WHAT THE TASK ASKS:
Where a line of the material contains the string "name", copy that line.
===
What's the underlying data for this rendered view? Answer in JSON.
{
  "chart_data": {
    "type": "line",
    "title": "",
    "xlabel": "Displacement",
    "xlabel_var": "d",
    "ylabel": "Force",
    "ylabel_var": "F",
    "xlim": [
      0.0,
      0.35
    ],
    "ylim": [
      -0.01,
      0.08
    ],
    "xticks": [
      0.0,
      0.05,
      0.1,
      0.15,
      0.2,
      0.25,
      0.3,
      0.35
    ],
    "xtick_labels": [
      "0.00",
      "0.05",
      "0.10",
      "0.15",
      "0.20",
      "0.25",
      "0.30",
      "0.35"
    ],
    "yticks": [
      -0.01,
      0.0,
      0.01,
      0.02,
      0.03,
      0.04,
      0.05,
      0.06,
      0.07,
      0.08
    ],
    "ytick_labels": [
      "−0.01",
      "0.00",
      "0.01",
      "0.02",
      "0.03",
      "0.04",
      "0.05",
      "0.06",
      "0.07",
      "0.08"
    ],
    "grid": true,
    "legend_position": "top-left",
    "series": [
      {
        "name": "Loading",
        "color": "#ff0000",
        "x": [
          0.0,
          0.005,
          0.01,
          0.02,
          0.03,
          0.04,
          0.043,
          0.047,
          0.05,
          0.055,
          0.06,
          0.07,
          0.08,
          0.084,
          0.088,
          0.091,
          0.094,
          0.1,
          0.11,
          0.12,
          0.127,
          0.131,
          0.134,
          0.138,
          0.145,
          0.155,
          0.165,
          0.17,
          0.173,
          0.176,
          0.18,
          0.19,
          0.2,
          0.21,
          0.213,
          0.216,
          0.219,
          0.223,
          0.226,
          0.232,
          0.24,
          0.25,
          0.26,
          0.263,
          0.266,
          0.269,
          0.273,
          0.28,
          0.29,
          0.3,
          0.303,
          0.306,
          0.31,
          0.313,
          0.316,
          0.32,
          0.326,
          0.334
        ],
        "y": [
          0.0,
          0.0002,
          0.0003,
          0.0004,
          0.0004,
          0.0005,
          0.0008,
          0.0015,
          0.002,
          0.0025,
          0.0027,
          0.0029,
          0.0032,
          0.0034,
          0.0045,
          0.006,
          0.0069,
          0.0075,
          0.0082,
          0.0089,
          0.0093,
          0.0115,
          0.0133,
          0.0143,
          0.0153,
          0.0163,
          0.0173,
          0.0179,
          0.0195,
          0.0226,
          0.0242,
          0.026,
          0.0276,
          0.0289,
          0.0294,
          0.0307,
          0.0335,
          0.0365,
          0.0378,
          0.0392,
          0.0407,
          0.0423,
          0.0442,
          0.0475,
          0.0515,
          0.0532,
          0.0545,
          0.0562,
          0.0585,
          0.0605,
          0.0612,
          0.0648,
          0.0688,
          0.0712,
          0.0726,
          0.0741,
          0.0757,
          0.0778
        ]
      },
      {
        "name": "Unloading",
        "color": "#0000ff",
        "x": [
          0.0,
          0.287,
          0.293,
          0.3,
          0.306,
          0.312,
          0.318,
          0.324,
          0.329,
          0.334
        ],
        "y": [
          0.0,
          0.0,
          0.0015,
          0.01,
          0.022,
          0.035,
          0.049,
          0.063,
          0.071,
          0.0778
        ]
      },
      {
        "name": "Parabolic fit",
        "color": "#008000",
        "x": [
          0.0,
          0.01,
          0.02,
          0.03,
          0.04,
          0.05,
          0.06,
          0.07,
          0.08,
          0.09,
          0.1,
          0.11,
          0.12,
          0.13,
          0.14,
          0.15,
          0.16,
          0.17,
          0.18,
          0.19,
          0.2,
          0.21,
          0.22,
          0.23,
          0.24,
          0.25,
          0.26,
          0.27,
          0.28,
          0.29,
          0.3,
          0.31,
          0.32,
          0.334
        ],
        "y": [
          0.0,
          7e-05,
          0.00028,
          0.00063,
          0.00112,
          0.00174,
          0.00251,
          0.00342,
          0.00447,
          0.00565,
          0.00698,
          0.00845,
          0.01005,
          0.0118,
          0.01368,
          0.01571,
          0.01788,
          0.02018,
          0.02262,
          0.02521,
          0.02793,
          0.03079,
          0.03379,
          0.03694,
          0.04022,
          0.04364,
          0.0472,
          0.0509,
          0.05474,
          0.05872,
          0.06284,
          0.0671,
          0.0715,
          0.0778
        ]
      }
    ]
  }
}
===
FINAL ANSWER:
        "name": "Loading",
        "name": "Unloading",
        "name": "Parabolic fit",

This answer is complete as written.